A society run by his king-priests would have been ‘perfect’. Hence in no need of improvement. Not exactly dead but how would you describe something that doesn’t change in time? Anything but alive, right? And since ‘no change’ means ‘no history’…

Four centuries later, Jesus Christ had warned us about the ‘Final Countdown‘. Last Judgement, sorry. But what difference does it make? Final… Last…

Fast forward to the XIXth century, when Karl Marx was breathing new life into Plato’s ideas.
The Communists, therefore, are on the one hand, practically, the most advanced and resolute section of the working-class parties of every country, that section which pushes forward all others; on the other hand, theoretically, they have over the great mass of the proletariat the advantage of clearly understanding the line of march, the conditions, and the ultimate general results of the proletarian movement.” (Karl Marx et al, Manifesto of the Communist Party),
Which very able and extremely wise communists were supposed to solve all past, present and future problems through a very simple measure. Abolition of private property and of the state needed to protect such property.
And since not everybody was yet ready to receive ‘the good news’, the communists were given a free hand to use revolutionary force in order to accomplish what they had to do.

To finally bring order to the World. To end history, that is.

Am I thick headed or the difference between Marx’s and Plato’s words is small enough to be insignificant?

You have again forgotten, my friend, said I, that the law is not concerned with the special happines of any class in the state, but is trying to produce this condition in the city as a whole, harmonizing and adapting the citizens to one another by persuasion and compulsion, and requiring them to impart to one another any benefit which they are severally able to bestow upon the community, and that it itself creates such men in the state, not that it may allow each to take what course pleases him, but with a view to using them to the binding together of the commonwealth.” (Plato, Collected Dialogues, The Cave)

════════

## Problems to solve
a) According to the passage on Plato and Marx, what simple measure were the communists supposed to use to solve all past, present and future problems?
b) Repeat everything in the passage on Plato and Marx from "And since not" down to "to be insignificant?".

(Records taken from a collection)
════════

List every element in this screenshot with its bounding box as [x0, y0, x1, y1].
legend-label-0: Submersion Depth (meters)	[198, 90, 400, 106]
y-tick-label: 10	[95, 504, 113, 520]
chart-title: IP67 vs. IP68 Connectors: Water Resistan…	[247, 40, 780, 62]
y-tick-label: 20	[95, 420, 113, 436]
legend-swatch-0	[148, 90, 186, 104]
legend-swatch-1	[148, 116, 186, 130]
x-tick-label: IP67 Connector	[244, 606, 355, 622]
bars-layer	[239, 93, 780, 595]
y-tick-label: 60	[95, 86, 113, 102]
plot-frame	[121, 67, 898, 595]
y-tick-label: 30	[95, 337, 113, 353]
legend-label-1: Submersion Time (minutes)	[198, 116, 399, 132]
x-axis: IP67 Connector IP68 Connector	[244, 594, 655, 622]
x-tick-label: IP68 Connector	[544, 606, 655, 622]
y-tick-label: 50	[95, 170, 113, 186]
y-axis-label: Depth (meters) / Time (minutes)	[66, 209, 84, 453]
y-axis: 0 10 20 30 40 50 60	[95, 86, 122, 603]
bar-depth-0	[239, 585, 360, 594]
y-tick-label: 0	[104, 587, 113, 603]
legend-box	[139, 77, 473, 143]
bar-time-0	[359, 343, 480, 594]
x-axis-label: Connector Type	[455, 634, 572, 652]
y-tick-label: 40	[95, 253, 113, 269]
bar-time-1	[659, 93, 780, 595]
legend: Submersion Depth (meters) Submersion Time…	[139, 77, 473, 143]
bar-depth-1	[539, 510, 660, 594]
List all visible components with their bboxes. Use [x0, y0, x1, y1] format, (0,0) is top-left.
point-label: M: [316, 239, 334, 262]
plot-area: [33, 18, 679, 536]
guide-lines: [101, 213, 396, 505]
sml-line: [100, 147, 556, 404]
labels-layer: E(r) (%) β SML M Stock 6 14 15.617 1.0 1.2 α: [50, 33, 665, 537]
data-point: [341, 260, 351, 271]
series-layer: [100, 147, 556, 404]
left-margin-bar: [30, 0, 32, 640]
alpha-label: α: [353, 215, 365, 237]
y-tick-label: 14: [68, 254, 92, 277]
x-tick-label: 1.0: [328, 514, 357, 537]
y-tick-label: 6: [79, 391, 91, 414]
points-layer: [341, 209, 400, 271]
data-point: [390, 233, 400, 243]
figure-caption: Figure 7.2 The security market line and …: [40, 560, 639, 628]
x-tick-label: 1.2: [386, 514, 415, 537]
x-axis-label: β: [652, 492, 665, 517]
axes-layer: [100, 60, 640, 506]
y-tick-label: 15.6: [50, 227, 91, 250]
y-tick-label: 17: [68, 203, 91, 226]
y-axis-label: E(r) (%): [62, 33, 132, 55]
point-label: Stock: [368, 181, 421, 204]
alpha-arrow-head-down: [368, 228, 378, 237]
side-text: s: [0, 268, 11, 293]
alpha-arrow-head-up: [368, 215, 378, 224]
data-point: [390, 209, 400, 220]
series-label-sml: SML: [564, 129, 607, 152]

════════

## Answers to this exercise
a) The abolition of private property and of the state needed to protect such property.

b)
And since not everybody was yet ready to receive ‘the good news’, the communists were given a free hand to use revolutionary force in order to accomplish what they had to do.

To finally bring order to the World. To end history, that is.

Am I thick headed or the difference between Marx’s and Plato’s words is small enough to be insignificant?